AIM: Each entry needs to be restated exactly as written.

BEGIN PROVIDED DATA

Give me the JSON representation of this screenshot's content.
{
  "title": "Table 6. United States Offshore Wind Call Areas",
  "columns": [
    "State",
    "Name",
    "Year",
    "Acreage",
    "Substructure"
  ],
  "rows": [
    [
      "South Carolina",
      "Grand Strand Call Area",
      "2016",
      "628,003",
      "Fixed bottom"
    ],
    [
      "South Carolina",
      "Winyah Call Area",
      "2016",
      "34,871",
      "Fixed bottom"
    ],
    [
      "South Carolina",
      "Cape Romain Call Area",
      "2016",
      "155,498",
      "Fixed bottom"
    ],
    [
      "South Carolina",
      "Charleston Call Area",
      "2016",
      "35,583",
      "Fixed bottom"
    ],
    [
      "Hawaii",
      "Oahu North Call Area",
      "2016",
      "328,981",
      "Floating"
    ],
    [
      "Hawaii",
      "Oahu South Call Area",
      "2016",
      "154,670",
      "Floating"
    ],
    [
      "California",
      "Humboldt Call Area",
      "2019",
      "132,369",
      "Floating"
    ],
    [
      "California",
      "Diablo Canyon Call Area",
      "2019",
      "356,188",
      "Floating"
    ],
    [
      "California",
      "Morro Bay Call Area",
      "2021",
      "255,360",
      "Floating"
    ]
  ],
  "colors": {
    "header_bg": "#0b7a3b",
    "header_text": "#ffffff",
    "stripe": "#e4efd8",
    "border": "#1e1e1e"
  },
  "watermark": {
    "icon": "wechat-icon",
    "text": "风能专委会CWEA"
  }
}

END PROVIDED DATA

OUTPUT OF THE TASK:
Give me the JSON representation of this screenshot's content.
{
  "title": "Table 6. United States Offshore Wind Call Areas",
  "columns": [
    "State",
    "Name",
    "Year",
    "Acreage",
    "Substructure"
  ],
  "rows": [
    [
      "South Carolina",
      "Grand Strand Call Area",
      "2016",
      "628,003",
      "Fixed bottom"
    ],
    [
      "South Carolina",
      "Winyah Call Area",
      "2016",
      "34,871",
      "Fixed bottom"
    ],
    [
      "South Carolina",
      "Cape Romain Call Area",
      "2016",
      "155,498",
      "Fixed bottom"
    ],
    [
      "South Carolina",
      "Charleston Call Area",
      "2016",
      "35,583",
      "Fixed bottom"
    ],
    [
      "Hawaii",
      "Oahu North Call Area",
      "2016",
      "328,981",
      "Floating"
    ],
    [
      "Hawaii",
      "Oahu South Call Area",
      "2016",
      "154,670",
      "Floating"
    ],
    [
      "California",
      "Humboldt Call Area",
      "2019",
      "132,369",
      "Floating"
    ],
    [
      "California",
      "Diablo Canyon Call Area",
      "2019",
      "356,188",
      "Floating"
    ],
    [
      "California",
      "Morro Bay Call Area",
      "2021",
      "255,360",
      "Floating"
    ]
  ],
  "colors": {
    "header_bg": "#0b7a3b",
    "header_text": "#ffffff",
    "stripe": "#e4efd8",
    "border": "#1e1e1e"
  },
  "watermark": {
    "icon": "wechat-icon",
    "text": "风能专委会CWEA"
  }
}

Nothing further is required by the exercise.